Thank you for your kind suggestion. We have revised the manuscript accordingly.

  1. What was the criteria  for selected patients who received extensive TMZ?

Since this was a retrospective study, the decision to extend adjuvant TMZ was made by the treating oncologist together with the patient on a case-by-case basis. General criteria used were: good performance status (ECOG PS 0-1), no new neurological symptoms, no need for corticosteroids, good treatment tolerance (hematologic, gastro-intestinal), no clinically significant disease progression.  

Thank you for pointing out this omission. We added the relevant criteria for group definition in the text (section 3.4).

  1. The total number of patients in this study should be mention in material section.

Thank you for your suggestion. We have revised the manuscript accordingly.

  1. section 3.1 ECOG and MMSE score severely tight to the site of GBM. If the GBM site was in PFC, definitely we expect to face with the cognition deficit. Thus i expect to see analysis based on stratification of patients in different aspect. Another example ; table 2 - among 79.4% of patients that received TMZ, there are threee form of treatment >6,6, <6. we can not drawn tumor size results as reported. Thus, report should be based on stratification and correlation analysis between data, such as tumor size and cycle of TMZ or tumor site with mental state.

#### About this task:
Condense the paragraph of the excerpted passage that begins "Since this was a retrospective study" into a bulleted list that retains its main facts. The records that follow the text were drawn from a separate source.

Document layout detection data
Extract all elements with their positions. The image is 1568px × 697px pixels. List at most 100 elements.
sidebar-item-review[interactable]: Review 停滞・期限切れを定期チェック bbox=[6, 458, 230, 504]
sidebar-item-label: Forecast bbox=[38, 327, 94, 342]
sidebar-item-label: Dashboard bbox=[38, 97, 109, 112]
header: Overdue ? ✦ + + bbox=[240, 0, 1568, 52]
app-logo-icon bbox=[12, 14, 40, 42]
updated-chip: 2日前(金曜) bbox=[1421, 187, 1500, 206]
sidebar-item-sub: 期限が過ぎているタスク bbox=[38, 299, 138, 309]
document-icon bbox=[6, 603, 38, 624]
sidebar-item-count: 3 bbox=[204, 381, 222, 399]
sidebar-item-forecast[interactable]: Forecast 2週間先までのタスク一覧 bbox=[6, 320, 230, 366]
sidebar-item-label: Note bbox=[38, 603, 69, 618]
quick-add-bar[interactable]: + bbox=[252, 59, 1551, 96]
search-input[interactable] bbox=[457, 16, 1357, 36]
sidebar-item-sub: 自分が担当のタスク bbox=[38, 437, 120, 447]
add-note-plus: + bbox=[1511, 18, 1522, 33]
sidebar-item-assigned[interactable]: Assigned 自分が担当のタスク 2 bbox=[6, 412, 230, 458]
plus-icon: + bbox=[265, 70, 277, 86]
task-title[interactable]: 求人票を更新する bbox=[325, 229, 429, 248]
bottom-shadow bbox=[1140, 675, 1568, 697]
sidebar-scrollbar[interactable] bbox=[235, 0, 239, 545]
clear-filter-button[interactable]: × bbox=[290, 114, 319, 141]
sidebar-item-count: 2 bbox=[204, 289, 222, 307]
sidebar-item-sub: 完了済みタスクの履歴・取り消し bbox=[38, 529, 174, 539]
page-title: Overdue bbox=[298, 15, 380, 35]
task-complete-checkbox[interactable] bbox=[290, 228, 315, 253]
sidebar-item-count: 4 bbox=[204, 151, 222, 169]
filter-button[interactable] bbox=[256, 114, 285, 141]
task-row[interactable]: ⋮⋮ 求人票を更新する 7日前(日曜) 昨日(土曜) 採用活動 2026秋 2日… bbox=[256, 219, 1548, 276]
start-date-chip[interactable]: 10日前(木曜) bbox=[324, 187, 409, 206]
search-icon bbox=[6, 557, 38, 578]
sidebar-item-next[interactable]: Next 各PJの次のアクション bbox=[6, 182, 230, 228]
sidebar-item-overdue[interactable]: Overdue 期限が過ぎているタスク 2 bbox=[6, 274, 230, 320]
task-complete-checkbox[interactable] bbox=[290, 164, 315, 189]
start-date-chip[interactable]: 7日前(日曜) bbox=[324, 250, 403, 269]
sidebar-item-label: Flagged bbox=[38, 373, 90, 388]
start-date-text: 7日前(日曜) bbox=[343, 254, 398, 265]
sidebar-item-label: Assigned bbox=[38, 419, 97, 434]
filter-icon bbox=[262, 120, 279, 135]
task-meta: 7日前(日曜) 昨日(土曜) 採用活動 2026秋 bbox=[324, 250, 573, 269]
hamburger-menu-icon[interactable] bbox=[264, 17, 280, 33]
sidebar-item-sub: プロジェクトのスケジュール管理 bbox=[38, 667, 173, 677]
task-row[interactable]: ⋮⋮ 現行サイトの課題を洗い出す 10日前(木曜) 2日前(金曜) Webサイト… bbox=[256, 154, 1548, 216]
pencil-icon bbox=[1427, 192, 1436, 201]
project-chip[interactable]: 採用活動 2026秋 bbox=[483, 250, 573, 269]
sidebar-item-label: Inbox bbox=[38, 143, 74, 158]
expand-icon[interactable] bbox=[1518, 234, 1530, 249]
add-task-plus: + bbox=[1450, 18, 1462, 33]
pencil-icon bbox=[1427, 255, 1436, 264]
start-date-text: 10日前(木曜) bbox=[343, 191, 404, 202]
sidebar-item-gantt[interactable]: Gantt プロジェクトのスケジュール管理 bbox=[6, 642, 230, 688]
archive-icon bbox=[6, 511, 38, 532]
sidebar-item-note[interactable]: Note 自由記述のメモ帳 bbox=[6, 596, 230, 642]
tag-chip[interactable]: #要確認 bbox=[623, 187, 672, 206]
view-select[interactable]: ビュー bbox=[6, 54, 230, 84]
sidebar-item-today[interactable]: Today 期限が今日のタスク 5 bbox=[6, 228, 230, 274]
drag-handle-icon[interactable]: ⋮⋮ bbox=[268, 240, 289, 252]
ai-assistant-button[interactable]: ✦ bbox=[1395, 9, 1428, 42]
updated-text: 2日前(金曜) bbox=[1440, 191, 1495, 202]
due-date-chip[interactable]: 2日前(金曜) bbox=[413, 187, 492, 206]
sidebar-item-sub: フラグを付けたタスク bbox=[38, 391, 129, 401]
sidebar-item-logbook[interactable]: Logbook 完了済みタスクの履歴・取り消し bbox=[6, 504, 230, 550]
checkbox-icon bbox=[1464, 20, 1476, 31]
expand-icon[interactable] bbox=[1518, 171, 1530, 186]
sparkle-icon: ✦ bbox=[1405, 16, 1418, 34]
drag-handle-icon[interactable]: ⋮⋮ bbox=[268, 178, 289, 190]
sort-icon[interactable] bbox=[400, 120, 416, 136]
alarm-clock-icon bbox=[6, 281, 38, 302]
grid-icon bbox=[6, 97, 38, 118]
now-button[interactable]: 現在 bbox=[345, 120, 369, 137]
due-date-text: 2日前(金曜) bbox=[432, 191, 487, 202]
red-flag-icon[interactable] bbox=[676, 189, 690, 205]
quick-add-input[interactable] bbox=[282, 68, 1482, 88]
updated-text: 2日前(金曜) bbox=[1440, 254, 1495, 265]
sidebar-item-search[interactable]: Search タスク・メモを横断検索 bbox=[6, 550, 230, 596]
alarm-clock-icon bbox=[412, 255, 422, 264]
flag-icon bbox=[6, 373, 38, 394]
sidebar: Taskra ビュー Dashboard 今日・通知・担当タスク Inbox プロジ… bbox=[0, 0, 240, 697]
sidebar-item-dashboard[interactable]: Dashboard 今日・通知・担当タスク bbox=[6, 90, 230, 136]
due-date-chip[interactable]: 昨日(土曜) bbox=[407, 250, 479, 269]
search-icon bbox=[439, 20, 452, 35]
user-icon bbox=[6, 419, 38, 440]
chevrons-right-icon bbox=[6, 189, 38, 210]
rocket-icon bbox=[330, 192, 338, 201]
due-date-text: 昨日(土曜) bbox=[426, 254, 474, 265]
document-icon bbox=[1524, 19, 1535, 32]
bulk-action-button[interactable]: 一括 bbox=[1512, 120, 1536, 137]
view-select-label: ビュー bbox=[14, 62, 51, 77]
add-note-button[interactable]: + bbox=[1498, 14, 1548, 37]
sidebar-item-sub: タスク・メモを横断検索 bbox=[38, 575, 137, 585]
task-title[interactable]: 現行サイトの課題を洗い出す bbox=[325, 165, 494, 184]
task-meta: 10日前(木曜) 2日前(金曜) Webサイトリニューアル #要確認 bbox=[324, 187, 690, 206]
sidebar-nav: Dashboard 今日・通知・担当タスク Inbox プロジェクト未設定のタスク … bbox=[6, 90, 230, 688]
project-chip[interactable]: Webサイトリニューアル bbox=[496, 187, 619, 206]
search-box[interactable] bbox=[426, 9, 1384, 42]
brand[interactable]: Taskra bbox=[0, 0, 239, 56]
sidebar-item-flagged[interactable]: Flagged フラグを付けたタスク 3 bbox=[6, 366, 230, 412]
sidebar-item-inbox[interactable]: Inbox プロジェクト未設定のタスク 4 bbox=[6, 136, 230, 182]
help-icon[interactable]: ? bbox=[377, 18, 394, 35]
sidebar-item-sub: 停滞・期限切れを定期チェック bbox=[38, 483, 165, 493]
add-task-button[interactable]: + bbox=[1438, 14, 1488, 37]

#### Written answer:
- In this retrospective study, the treating oncologist and the patient decided case by case whether to extend adjuvant TMZ.
- General criteria:
  - Good performance status (ECOG PS 0-1)
  - No new neurological symptoms
  - No need for corticosteroids
  - Good treatment tolerance (hematologic, gastro-intestinal)
  - No clinically significant disease progression